▸ **Instructions**:
A – According to the interview with Jarryd Luke, where did he write the first draft of 'Polyethylene'?
B – Carry the interview with Jarryd Luke forward from its final sentence.

▸ **Text provided**:
This week we ask Jarryd Luke about his Slinkies eSingle, ‘Polyethylene’, about the influences on his writing and about his latest writing project. To read a copy of Jarryd’s story, here.
What inspired you to write this piece?
I was inspired by writers who play with genre and weave together elements of literary fiction and science fiction, such as George Saunders, Kelly Link, Gary Shteyngart and Karen Joy Fowler. When I wrote this story, I wanted to experiment with a similar mix, combining a familiar North Queensland setting with an improbable technology. I made the main character, Arnold, a scientist because I was interested in the creative process and how innovative ideas are formed, and at what cost.
Tell us about your writing process. (Do you start sparse and widen out, or do you write down every possible association and cut back? Do you research the subject matter you are writing about? Is it pure intuition?) Take us through an example if you want.
I wrote the first draft of this story by hand in one sitting because its structure is quite complicated and I wanted to put it all down on paper at once. When I write on my laptop I constantly go back and edit what I’ve just typed, but writing in my notebook forced me to keep going. I wrote the story on a beach at Noosa in the middle of a punishing summer, which seemed appropriate for the story’s setting.
In the first draft Arnold was very cold. Even in the final version his voice is quite emotionless and distant. I rewrote the story many times to carve out the more human elements of Arnold’s character, adding details about his ex-wife and his relationship with Jaxon. I’d recently read John Murray’s A Few Short Notes on Tropical Butterflies and was impressed by the depth of character he conveyed in a short space.

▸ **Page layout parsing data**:
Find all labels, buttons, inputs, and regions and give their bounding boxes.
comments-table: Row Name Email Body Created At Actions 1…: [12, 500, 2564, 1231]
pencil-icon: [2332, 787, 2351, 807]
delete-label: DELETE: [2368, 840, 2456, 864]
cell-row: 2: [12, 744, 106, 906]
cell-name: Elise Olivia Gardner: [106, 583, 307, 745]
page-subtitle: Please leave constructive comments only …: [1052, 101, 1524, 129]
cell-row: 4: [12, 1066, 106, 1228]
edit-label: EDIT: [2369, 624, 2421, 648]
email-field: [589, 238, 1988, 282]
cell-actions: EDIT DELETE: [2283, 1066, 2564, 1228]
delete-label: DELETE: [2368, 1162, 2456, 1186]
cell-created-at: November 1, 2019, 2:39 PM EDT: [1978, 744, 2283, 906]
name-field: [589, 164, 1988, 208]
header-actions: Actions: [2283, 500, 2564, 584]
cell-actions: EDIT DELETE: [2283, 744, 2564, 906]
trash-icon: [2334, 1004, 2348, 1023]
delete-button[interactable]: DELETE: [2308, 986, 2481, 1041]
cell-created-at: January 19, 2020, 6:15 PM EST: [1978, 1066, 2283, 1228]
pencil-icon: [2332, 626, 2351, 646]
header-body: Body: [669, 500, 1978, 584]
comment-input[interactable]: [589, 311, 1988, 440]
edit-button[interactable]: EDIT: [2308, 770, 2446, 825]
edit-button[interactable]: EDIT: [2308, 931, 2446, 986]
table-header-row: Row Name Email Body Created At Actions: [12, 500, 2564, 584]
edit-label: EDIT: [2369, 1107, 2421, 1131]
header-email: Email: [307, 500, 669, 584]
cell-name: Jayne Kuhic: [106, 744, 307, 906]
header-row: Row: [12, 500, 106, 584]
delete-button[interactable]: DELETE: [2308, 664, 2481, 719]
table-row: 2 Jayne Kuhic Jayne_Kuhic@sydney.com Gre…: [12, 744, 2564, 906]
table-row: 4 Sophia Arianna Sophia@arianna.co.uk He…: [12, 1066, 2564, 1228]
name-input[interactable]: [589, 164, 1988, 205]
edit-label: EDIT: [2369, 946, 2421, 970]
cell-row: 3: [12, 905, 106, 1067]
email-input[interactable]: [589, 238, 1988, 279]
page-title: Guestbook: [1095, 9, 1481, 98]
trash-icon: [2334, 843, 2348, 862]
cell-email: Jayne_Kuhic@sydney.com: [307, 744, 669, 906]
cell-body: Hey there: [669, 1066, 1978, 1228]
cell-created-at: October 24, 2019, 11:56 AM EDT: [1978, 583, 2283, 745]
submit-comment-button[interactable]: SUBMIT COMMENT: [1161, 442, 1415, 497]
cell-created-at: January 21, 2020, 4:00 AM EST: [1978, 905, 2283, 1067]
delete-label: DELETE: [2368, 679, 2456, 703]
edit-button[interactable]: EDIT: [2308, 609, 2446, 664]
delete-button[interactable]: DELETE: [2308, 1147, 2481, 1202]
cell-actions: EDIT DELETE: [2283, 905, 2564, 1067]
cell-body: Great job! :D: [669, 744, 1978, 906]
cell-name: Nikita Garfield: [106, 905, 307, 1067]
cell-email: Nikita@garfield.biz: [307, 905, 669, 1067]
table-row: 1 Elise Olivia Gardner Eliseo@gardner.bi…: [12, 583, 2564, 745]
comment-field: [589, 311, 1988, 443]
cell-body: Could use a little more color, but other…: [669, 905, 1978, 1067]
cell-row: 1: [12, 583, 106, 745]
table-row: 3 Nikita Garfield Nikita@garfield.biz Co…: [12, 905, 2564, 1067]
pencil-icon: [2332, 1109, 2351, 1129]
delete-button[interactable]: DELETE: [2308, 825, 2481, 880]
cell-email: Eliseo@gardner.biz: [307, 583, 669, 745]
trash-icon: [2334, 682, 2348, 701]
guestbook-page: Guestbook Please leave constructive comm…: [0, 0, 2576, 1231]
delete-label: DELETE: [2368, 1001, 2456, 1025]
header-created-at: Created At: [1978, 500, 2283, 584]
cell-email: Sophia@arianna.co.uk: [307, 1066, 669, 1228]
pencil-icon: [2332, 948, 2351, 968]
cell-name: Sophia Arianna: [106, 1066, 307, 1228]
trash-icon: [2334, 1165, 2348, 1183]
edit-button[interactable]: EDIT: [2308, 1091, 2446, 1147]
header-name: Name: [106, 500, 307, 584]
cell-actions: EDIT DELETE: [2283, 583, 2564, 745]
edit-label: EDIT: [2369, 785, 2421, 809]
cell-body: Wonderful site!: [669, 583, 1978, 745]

▸ **Answers in order**:
A – He wrote it by hand on a beach at Noosa, in the middle of a punishing summer.

B –
Tell us about one work of art – from any discipline, from any era – that you rate and why it has left an impression on you.
I read Thea Astley’s linked short story collection Hunting the Wild Pineapple shortly after moving to North Queensland. Her characters and style are wild and unpredictable: she brings a sense of intoxication and myth to the tropics, but at the same time each story has a dark and poisonous core. Astley has this way of describing the rainforest as a force in people’s lives.
At the moment I’m re-writing a novella based on the letters of Georgiana Molloy, a young English woman who sailed to Swan River near Perth in 1830 and became one of Australia’s first female botanists.
Georgiana’s life in Australia was very bleak: she died in her thirties after many difficult pregnancies, and was forced to manage their property alone for months at a time while her husband explored new sections of the colony. She came from a pious middle-class background and despaired at what she saw as the spiritual degradation of settler life.
But she was a resilient woman and towards the end of her life she regained her sense of purpose when the English botanist James Mangles contracted her to collect specimens of the native flora. She shipped the seeds and dried flowers of many new species back to England. They were among the first Australian plants to be cultivated in England, and some are still growing in Kew Gardens.
Jarryd Luke has a PhD in creative writing from the Queensland University of Technology. In 2011 he was shortlisted in the QUT Postgraduate Writing Prize and the State Library of Queensland Young Writers Award. His manuscript was shortlisted in the Emerging Author category of the 2013 Queensland Literary Awards. He’s been published in The Lifted Brow, TEXT, M/C Journal, LiNQ, Rex and The Sleepers Almanac.